DIRECTION.
Using the listing beneath this task, count the lines with the word "нормобластов" and write only the result.
—————
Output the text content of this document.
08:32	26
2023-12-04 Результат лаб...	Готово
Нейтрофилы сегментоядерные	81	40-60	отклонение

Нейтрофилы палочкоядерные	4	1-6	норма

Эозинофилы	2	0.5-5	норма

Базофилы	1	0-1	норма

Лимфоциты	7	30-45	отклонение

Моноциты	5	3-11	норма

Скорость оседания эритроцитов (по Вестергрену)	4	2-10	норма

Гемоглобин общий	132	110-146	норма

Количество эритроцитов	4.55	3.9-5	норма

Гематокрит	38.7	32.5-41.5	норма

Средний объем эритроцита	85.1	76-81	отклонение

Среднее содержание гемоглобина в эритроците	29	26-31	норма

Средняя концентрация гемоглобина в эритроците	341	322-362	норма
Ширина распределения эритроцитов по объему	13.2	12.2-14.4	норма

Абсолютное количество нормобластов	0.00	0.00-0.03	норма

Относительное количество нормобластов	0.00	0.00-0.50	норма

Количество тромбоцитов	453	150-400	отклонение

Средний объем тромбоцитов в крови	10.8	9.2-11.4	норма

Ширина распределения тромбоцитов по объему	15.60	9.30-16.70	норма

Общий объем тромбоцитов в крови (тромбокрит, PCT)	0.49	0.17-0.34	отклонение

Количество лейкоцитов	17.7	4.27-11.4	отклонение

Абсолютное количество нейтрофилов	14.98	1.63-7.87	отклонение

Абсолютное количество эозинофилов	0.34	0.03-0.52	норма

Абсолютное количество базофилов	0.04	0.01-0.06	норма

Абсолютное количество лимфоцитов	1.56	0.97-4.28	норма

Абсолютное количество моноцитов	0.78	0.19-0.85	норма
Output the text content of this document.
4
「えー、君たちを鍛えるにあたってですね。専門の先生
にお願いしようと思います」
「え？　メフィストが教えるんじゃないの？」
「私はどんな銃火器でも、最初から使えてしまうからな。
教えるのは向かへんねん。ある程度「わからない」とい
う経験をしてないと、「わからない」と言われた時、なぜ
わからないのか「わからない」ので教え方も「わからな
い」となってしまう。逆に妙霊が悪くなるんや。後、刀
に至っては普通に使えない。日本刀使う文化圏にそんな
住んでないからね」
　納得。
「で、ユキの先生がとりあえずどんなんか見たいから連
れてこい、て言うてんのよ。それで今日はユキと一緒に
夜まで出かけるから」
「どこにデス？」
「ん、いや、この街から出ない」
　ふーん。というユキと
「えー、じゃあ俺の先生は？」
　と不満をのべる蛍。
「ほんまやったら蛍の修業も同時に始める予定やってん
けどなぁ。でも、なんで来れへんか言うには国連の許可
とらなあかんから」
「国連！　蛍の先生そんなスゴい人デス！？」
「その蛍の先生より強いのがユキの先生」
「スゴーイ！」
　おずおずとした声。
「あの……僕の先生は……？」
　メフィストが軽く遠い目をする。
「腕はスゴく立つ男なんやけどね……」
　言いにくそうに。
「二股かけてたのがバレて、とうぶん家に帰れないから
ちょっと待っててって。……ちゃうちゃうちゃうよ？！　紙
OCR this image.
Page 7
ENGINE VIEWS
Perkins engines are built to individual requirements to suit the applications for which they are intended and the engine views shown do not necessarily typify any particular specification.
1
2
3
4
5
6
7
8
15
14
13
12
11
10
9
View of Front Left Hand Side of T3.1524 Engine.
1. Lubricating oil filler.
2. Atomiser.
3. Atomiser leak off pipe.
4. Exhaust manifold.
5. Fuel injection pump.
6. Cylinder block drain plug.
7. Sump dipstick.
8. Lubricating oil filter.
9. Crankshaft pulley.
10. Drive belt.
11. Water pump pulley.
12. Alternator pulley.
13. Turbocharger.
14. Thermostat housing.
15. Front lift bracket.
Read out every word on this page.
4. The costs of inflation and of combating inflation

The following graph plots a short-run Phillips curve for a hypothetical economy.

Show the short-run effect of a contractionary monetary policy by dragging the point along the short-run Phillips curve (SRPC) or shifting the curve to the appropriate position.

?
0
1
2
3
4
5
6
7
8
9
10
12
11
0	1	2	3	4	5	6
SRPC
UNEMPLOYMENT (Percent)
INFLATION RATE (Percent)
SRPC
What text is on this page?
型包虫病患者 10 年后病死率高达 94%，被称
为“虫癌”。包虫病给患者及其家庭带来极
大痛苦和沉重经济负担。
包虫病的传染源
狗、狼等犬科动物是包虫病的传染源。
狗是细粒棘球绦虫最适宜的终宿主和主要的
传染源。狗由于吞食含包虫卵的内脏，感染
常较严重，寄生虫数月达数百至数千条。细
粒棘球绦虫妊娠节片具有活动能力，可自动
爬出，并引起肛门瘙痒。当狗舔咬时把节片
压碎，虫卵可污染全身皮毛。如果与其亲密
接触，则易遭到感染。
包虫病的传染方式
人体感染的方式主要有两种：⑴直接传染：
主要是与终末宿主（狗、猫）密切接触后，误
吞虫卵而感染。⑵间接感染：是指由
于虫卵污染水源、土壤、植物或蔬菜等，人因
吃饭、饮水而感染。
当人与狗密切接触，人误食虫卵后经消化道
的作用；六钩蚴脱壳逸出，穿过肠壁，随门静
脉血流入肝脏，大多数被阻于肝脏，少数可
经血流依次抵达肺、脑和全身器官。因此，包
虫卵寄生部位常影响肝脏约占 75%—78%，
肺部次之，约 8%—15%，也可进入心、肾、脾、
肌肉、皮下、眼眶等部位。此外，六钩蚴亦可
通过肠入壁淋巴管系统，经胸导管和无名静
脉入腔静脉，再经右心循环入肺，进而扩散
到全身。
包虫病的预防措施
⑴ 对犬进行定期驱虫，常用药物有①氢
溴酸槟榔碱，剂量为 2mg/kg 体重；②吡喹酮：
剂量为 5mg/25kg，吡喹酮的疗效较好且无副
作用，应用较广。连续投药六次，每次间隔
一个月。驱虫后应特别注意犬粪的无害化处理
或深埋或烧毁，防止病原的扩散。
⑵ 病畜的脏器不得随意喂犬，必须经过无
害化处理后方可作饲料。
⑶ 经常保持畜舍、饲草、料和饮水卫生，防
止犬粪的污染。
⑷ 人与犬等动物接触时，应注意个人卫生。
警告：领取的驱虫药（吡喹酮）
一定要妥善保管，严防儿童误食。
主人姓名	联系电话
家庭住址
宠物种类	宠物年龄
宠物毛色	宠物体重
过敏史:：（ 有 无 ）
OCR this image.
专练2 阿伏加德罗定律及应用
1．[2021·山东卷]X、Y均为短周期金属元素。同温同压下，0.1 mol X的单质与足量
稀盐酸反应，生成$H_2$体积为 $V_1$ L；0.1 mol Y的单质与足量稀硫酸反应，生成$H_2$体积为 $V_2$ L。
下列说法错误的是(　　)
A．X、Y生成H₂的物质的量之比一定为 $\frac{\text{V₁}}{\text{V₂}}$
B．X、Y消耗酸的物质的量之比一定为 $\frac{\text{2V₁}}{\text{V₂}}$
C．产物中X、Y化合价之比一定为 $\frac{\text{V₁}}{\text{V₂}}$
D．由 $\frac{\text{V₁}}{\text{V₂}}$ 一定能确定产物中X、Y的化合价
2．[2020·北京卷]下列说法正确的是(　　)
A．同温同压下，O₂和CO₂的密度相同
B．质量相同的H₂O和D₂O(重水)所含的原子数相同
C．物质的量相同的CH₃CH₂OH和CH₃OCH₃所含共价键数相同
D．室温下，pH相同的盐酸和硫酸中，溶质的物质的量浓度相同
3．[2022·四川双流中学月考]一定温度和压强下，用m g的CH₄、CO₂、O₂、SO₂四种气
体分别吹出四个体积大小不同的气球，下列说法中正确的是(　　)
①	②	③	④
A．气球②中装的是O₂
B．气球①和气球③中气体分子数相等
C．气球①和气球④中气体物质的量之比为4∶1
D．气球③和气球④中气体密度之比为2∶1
—————
WRITTEN ANSWER.
2